Collected data entries:

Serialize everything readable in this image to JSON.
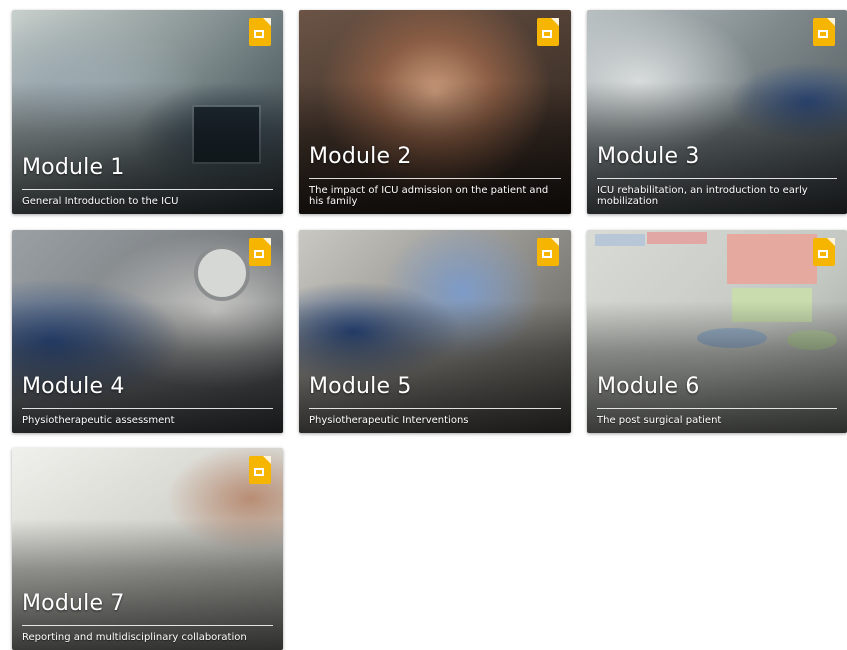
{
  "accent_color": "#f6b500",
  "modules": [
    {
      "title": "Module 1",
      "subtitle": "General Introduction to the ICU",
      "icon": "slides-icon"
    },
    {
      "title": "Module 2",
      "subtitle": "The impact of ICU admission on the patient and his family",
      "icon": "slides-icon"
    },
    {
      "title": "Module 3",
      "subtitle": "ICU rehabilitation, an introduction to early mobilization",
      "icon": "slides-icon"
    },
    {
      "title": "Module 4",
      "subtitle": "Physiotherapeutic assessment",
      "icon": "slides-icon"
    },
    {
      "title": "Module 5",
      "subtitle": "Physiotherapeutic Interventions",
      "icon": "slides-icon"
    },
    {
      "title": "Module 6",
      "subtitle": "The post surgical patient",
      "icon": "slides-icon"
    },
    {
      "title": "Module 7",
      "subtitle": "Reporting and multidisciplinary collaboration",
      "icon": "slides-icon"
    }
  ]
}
---
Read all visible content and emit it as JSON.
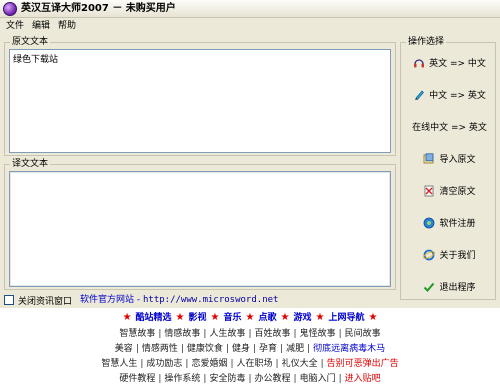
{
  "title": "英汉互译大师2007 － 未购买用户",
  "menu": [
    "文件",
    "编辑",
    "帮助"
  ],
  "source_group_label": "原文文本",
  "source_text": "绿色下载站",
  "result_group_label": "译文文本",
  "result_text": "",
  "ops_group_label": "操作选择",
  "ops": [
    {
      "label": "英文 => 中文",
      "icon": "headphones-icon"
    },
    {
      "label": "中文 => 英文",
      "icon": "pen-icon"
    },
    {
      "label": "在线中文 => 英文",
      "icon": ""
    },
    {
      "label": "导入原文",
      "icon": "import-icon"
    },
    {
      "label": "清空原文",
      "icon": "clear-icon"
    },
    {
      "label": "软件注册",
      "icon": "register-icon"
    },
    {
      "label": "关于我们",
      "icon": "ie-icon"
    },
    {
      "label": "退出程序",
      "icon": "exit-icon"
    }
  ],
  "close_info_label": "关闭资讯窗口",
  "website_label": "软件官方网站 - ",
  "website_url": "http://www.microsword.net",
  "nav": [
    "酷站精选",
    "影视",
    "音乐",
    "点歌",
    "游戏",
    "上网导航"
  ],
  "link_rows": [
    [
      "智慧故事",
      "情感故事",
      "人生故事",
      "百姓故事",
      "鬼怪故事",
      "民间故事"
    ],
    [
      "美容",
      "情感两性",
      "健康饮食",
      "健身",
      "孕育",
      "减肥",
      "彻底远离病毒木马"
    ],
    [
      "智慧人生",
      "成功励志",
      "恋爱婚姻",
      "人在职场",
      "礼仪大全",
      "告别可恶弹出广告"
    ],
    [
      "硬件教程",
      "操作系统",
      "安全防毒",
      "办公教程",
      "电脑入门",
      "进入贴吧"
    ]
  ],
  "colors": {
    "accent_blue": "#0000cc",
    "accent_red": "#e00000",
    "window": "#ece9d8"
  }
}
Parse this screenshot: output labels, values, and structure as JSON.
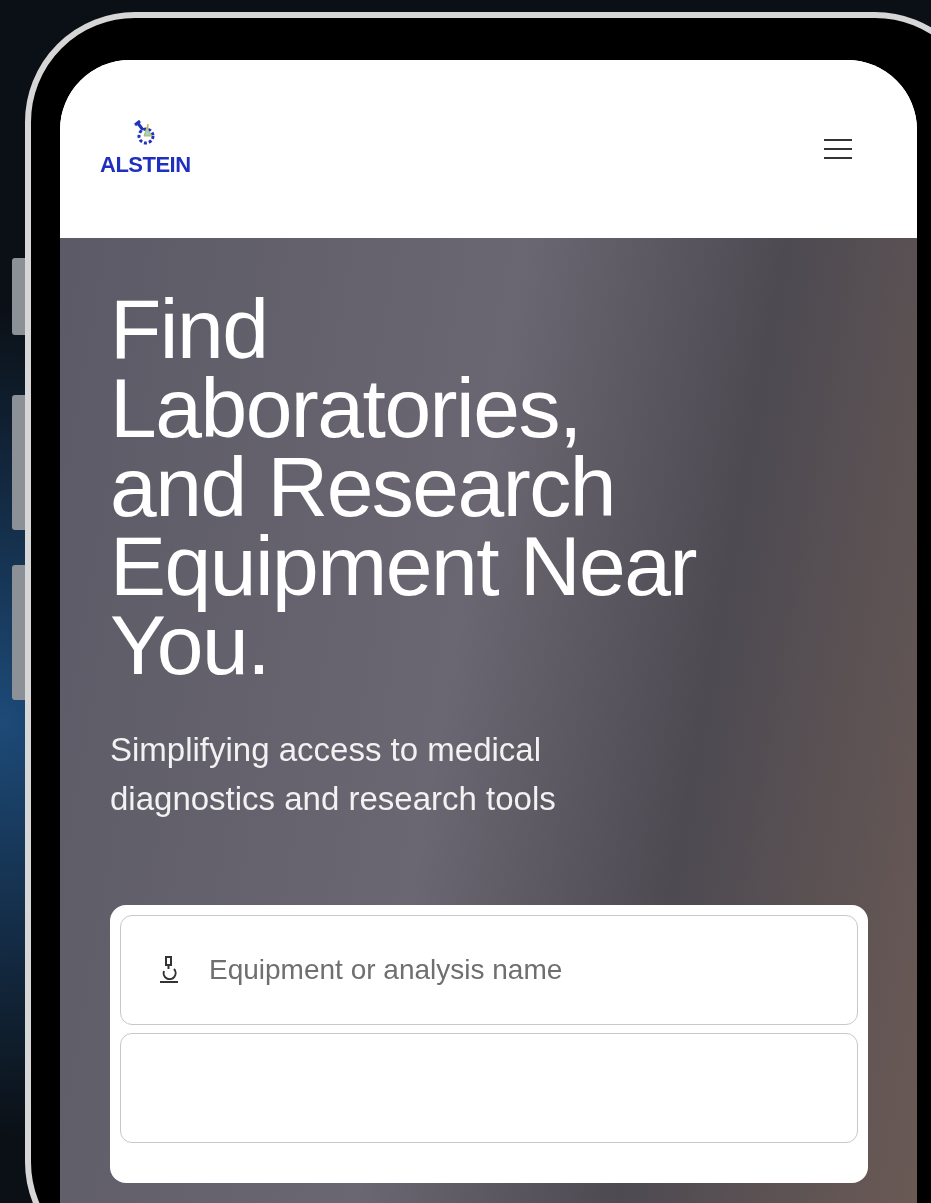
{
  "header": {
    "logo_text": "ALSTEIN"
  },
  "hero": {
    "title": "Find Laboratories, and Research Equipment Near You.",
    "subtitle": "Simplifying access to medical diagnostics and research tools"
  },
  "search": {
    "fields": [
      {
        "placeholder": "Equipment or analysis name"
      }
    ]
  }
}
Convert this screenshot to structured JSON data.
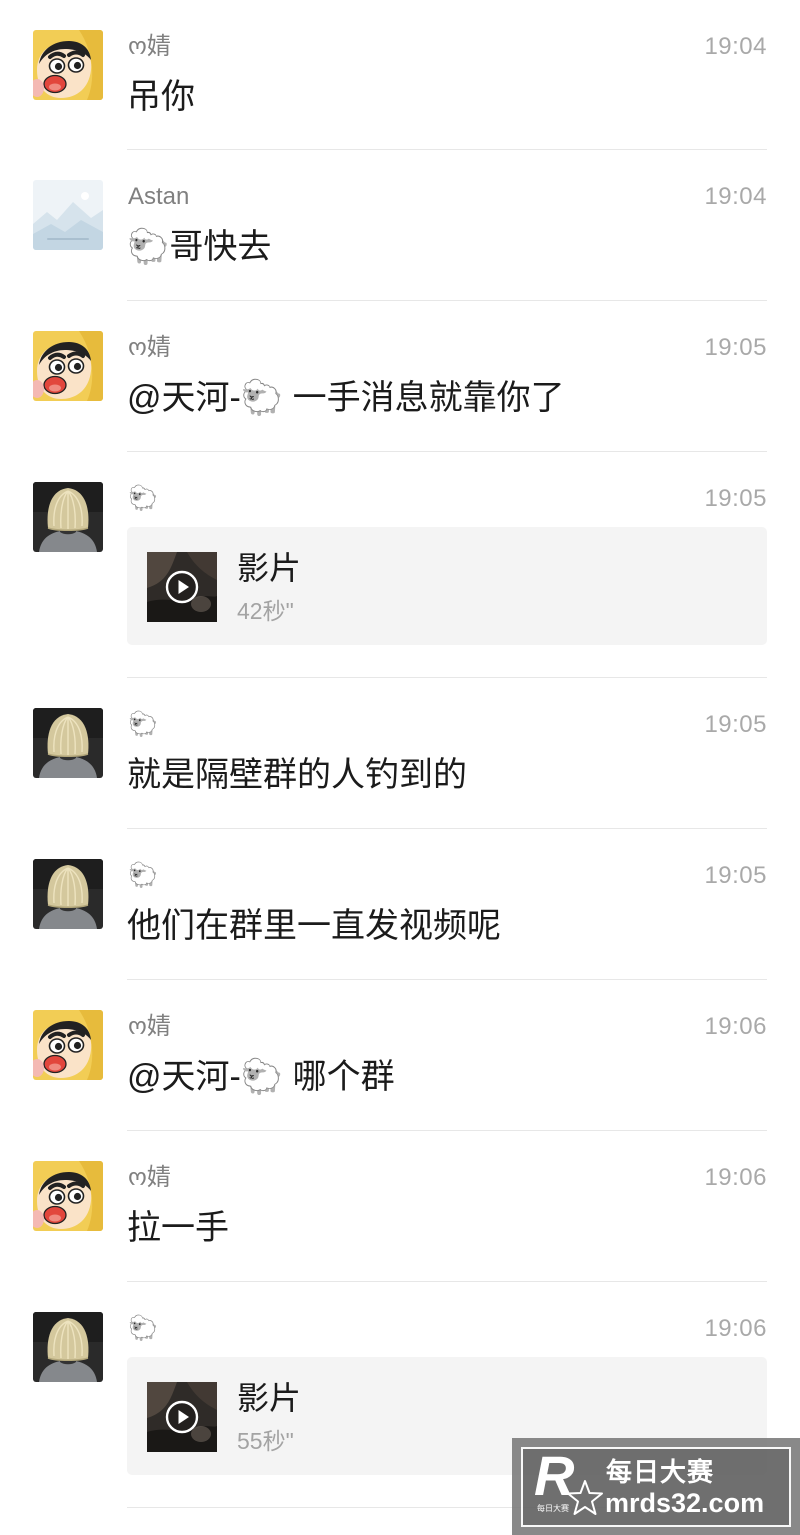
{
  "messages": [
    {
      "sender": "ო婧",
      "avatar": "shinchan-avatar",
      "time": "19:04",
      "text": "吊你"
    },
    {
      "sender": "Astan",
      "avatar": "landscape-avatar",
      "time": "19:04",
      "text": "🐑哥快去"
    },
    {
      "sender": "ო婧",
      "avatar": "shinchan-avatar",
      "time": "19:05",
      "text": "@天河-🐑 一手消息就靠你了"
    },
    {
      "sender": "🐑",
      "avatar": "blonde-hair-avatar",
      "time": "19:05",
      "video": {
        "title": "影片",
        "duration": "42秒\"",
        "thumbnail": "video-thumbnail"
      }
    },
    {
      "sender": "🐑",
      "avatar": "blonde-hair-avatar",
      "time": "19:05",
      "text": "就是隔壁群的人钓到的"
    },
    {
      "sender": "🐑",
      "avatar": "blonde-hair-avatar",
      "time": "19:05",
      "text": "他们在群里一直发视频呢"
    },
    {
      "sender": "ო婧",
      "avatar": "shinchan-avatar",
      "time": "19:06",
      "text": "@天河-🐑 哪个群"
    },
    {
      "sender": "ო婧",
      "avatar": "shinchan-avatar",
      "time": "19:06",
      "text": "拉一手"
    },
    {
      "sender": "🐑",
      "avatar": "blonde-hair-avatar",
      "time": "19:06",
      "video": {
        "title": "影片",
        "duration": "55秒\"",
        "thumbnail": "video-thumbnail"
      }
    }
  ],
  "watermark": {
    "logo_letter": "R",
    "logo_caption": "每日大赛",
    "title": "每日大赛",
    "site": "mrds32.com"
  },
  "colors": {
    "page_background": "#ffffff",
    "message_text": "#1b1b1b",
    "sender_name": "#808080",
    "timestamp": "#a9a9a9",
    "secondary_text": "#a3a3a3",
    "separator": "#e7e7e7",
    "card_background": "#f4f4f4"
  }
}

Aim:
Go through the preceding material and copy each line that has the word "JSON".

Worked answer:
Serialize everything readable in this image to JSON.
Read all visible content and emit it as JSON.
Parse this screenshot: output labels, values, and structure as JSON.
Convert this screenshot to structured JSON data.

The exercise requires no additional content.